_Your objective:_ Beneath this task is a listing; retype all of it exactly.

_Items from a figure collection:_
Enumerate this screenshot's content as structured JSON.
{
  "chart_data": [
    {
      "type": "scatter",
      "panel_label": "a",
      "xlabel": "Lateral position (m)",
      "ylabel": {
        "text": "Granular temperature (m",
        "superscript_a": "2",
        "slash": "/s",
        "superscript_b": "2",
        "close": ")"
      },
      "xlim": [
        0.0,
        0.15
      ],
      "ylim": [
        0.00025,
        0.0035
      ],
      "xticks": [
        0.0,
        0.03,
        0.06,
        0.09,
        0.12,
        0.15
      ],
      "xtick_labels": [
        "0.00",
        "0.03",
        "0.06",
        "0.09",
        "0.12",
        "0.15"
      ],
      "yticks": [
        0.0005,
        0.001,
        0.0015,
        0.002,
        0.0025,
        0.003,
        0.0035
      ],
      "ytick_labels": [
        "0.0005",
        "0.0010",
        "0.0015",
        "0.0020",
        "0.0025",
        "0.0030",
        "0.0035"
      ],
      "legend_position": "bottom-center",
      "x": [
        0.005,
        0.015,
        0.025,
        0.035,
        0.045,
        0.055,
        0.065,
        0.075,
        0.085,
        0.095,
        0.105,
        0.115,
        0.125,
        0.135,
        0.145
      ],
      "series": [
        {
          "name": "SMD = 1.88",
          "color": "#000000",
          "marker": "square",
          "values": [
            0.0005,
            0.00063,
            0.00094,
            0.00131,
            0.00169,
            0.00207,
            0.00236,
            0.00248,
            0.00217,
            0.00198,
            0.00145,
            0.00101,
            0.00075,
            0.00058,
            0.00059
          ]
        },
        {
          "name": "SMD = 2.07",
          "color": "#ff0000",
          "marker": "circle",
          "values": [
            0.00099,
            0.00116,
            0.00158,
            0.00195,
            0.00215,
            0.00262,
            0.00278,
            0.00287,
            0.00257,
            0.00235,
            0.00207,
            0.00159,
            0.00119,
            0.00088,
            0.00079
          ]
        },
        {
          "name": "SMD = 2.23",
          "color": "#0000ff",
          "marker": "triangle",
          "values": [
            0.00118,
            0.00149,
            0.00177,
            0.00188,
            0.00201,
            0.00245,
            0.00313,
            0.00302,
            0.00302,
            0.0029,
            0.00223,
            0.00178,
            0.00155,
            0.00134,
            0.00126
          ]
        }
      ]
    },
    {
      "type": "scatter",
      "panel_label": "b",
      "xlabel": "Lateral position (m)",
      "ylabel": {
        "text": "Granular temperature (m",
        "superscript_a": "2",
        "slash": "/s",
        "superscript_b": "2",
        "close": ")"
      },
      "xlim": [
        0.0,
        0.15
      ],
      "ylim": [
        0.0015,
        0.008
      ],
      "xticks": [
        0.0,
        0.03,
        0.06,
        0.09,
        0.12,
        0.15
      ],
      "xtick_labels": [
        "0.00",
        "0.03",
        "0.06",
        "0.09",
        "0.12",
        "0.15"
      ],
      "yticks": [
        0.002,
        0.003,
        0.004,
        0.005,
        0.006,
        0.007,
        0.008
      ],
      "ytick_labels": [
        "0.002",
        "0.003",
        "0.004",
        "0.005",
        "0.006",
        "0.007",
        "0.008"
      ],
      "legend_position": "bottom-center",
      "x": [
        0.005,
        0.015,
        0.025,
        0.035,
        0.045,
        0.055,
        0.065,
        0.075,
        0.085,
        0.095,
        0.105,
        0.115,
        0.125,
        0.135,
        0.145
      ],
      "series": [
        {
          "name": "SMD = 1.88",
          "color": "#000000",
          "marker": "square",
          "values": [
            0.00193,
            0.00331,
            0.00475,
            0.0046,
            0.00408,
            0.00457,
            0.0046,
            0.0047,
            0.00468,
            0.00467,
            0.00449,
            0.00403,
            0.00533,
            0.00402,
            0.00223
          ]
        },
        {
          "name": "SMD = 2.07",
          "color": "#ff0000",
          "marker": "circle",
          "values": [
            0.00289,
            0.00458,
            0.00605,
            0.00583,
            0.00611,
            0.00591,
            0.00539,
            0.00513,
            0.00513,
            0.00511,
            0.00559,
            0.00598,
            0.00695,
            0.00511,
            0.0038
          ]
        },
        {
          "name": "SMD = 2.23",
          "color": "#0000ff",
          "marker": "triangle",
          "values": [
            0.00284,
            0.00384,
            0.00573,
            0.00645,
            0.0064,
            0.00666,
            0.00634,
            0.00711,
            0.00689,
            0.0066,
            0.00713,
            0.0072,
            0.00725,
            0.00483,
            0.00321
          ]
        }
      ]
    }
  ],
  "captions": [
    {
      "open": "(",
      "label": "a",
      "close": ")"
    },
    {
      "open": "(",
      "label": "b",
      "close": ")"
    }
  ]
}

_Complete response:_
Enumerate this screenshot's content as structured JSON.
{
  "chart_data": [
    {
      "type": "scatter",
      "panel_label": "a",
      "xlabel": "Lateral position (m)",
      "ylabel": {
        "text": "Granular temperature (m",
        "superscript_a": "2",
        "slash": "/s",
        "superscript_b": "2",
        "close": ")"
      },
      "xlim": [
        0.0,
        0.15
      ],
      "ylim": [
        0.00025,
        0.0035
      ],
      "xticks": [
        0.0,
        0.03,
        0.06,
        0.09,
        0.12,
        0.15
      ],
      "xtick_labels": [
        "0.00",
        "0.03",
        "0.06",
        "0.09",
        "0.12",
        "0.15"
      ],
      "yticks": [
        0.0005,
        0.001,
        0.0015,
        0.002,
        0.0025,
        0.003,
        0.0035
      ],
      "ytick_labels": [
        "0.0005",
        "0.0010",
        "0.0015",
        "0.0020",
        "0.0025",
        "0.0030",
        "0.0035"
      ],
      "legend_position": "bottom-center",
      "x": [
        0.005,
        0.015,
        0.025,
        0.035,
        0.045,
        0.055,
        0.065,
        0.075,
        0.085,
        0.095,
        0.105,
        0.115,
        0.125,
        0.135,
        0.145
      ],
      "series": [
        {
          "name": "SMD = 1.88",
          "color": "#000000",
          "marker": "square",
          "values": [
            0.0005,
            0.00063,
            0.00094,
            0.00131,
            0.00169,
            0.00207,
            0.00236,
            0.00248,
            0.00217,
            0.00198,
            0.00145,
            0.00101,
            0.00075,
            0.00058,
            0.00059
          ]
        },
        {
          "name": "SMD = 2.07",
          "color": "#ff0000",
          "marker": "circle",
          "values": [
            0.00099,
            0.00116,
            0.00158,
            0.00195,
            0.00215,
            0.00262,
            0.00278,
            0.00287,
            0.00257,
            0.00235,
            0.00207,
            0.00159,
            0.00119,
            0.00088,
            0.00079
          ]
        },
        {
          "name": "SMD = 2.23",
          "color": "#0000ff",
          "marker": "triangle",
          "values": [
            0.00118,
            0.00149,
            0.00177,
            0.00188,
            0.00201,
            0.00245,
            0.00313,
            0.00302,
            0.00302,
            0.0029,
            0.00223,
            0.00178,
            0.00155,
            0.00134,
            0.00126
          ]
        }
      ]
    },
    {
      "type": "scatter",
      "panel_label": "b",
      "xlabel": "Lateral position (m)",
      "ylabel": {
        "text": "Granular temperature (m",
        "superscript_a": "2",
        "slash": "/s",
        "superscript_b": "2",
        "close": ")"
      },
      "xlim": [
        0.0,
        0.15
      ],
      "ylim": [
        0.0015,
        0.008
      ],
      "xticks": [
        0.0,
        0.03,
        0.06,
        0.09,
        0.12,
        0.15
      ],
      "xtick_labels": [
        "0.00",
        "0.03",
        "0.06",
        "0.09",
        "0.12",
        "0.15"
      ],
      "yticks": [
        0.002,
        0.003,
        0.004,
        0.005,
        0.006,
        0.007,
        0.008
      ],
      "ytick_labels": [
        "0.002",
        "0.003",
        "0.004",
        "0.005",
        "0.006",
        "0.007",
        "0.008"
      ],
      "legend_position": "bottom-center",
      "x": [
        0.005,
        0.015,
        0.025,
        0.035,
        0.045,
        0.055,
        0.065,
        0.075,
        0.085,
        0.095,
        0.105,
        0.115,
        0.125,
        0.135,
        0.145
      ],
      "series": [
        {
          "name": "SMD = 1.88",
          "color": "#000000",
          "marker": "square",
          "values": [
            0.00193,
            0.00331,
            0.00475,
            0.0046,
            0.00408,
            0.00457,
            0.0046,
            0.0047,
            0.00468,
            0.00467,
            0.00449,
            0.00403,
            0.00533,
            0.00402,
            0.00223
          ]
        },
        {
          "name": "SMD = 2.07",
          "color": "#ff0000",
          "marker": "circle",
          "values": [
            0.00289,
            0.00458,
            0.00605,
            0.00583,
            0.00611,
            0.00591,
            0.00539,
            0.00513,
            0.00513,
            0.00511,
            0.00559,
            0.00598,
            0.00695,
            0.00511,
            0.0038
          ]
        },
        {
          "name": "SMD = 2.23",
          "color": "#0000ff",
          "marker": "triangle",
          "values": [
            0.00284,
            0.00384,
            0.00573,
            0.00645,
            0.0064,
            0.00666,
            0.00634,
            0.00711,
            0.00689,
            0.0066,
            0.00713,
            0.0072,
            0.00725,
            0.00483,
            0.00321
          ]
        }
      ]
    }
  ],
  "captions": [
    {
      "open": "(",
      "label": "a",
      "close": ")"
    },
    {
      "open": "(",
      "label": "b",
      "close": ")"
    }
  ]
}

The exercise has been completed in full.